_Required task_
Copy every entry exactly.

_Task material_
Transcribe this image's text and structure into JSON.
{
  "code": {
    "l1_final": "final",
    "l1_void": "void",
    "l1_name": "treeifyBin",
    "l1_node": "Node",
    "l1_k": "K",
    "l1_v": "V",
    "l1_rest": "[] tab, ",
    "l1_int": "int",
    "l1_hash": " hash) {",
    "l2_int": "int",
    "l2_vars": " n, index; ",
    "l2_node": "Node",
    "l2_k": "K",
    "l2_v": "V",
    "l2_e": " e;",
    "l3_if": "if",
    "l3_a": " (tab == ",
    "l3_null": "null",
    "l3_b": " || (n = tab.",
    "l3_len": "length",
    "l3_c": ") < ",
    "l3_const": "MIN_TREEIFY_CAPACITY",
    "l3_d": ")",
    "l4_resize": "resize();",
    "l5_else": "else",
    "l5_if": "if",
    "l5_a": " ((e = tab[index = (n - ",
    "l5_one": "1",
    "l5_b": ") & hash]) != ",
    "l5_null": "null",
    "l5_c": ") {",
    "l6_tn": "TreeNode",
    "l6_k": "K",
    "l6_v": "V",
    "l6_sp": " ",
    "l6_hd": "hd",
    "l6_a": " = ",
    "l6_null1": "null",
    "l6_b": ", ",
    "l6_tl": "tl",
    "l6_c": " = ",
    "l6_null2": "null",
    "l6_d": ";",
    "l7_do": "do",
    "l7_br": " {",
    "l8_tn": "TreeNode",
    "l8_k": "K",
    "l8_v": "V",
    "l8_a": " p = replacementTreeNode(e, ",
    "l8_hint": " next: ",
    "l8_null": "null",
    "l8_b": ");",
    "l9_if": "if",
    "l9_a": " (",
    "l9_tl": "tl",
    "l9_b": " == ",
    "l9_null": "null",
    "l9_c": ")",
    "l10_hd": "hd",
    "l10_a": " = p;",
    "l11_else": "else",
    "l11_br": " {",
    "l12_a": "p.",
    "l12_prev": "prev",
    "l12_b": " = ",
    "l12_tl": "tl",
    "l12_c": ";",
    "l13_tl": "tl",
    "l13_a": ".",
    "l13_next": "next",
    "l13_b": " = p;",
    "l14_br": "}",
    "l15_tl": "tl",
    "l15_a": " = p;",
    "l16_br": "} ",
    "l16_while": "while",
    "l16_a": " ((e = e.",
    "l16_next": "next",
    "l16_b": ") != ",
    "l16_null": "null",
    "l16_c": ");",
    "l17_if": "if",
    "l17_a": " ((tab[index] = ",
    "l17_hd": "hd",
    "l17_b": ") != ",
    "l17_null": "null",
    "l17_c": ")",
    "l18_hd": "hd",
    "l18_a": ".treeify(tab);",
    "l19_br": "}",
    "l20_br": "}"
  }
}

_Expected output_
Transcribe this image's text and structure into JSON.
{
  "code": {
    "l1_final": "final",
    "l1_void": "void",
    "l1_name": "treeifyBin",
    "l1_node": "Node",
    "l1_k": "K",
    "l1_v": "V",
    "l1_rest": "[] tab, ",
    "l1_int": "int",
    "l1_hash": " hash) {",
    "l2_int": "int",
    "l2_vars": " n, index; ",
    "l2_node": "Node",
    "l2_k": "K",
    "l2_v": "V",
    "l2_e": " e;",
    "l3_if": "if",
    "l3_a": " (tab == ",
    "l3_null": "null",
    "l3_b": " || (n = tab.",
    "l3_len": "length",
    "l3_c": ") < ",
    "l3_const": "MIN_TREEIFY_CAPACITY",
    "l3_d": ")",
    "l4_resize": "resize();",
    "l5_else": "else",
    "l5_if": "if",
    "l5_a": " ((e = tab[index = (n - ",
    "l5_one": "1",
    "l5_b": ") & hash]) != ",
    "l5_null": "null",
    "l5_c": ") {",
    "l6_tn": "TreeNode",
    "l6_k": "K",
    "l6_v": "V",
    "l6_sp": " ",
    "l6_hd": "hd",
    "l6_a": " = ",
    "l6_null1": "null",
    "l6_b": ", ",
    "l6_tl": "tl",
    "l6_c": " = ",
    "l6_null2": "null",
    "l6_d": ";",
    "l7_do": "do",
    "l7_br": " {",
    "l8_tn": "TreeNode",
    "l8_k": "K",
    "l8_v": "V",
    "l8_a": " p = replacementTreeNode(e, ",
    "l8_hint": " next: ",
    "l8_null": "null",
    "l8_b": ");",
    "l9_if": "if",
    "l9_a": " (",
    "l9_tl": "tl",
    "l9_b": " == ",
    "l9_null": "null",
    "l9_c": ")",
    "l10_hd": "hd",
    "l10_a": " = p;",
    "l11_else": "else",
    "l11_br": " {",
    "l12_a": "p.",
    "l12_prev": "prev",
    "l12_b": " = ",
    "l12_tl": "tl",
    "l12_c": ";",
    "l13_tl": "tl",
    "l13_a": ".",
    "l13_next": "next",
    "l13_b": " = p;",
    "l14_br": "}",
    "l15_tl": "tl",
    "l15_a": " = p;",
    "l16_br": "} ",
    "l16_while": "while",
    "l16_a": " ((e = e.",
    "l16_next": "next",
    "l16_b": ") != ",
    "l16_null": "null",
    "l16_c": ");",
    "l17_if": "if",
    "l17_a": " ((tab[index] = ",
    "l17_hd": "hd",
    "l17_b": ") != ",
    "l17_null": "null",
    "l17_c": ")",
    "l18_hd": "hd",
    "l18_a": ".treeify(tab);",
    "l19_br": "}",
    "l20_br": "}"
  }
}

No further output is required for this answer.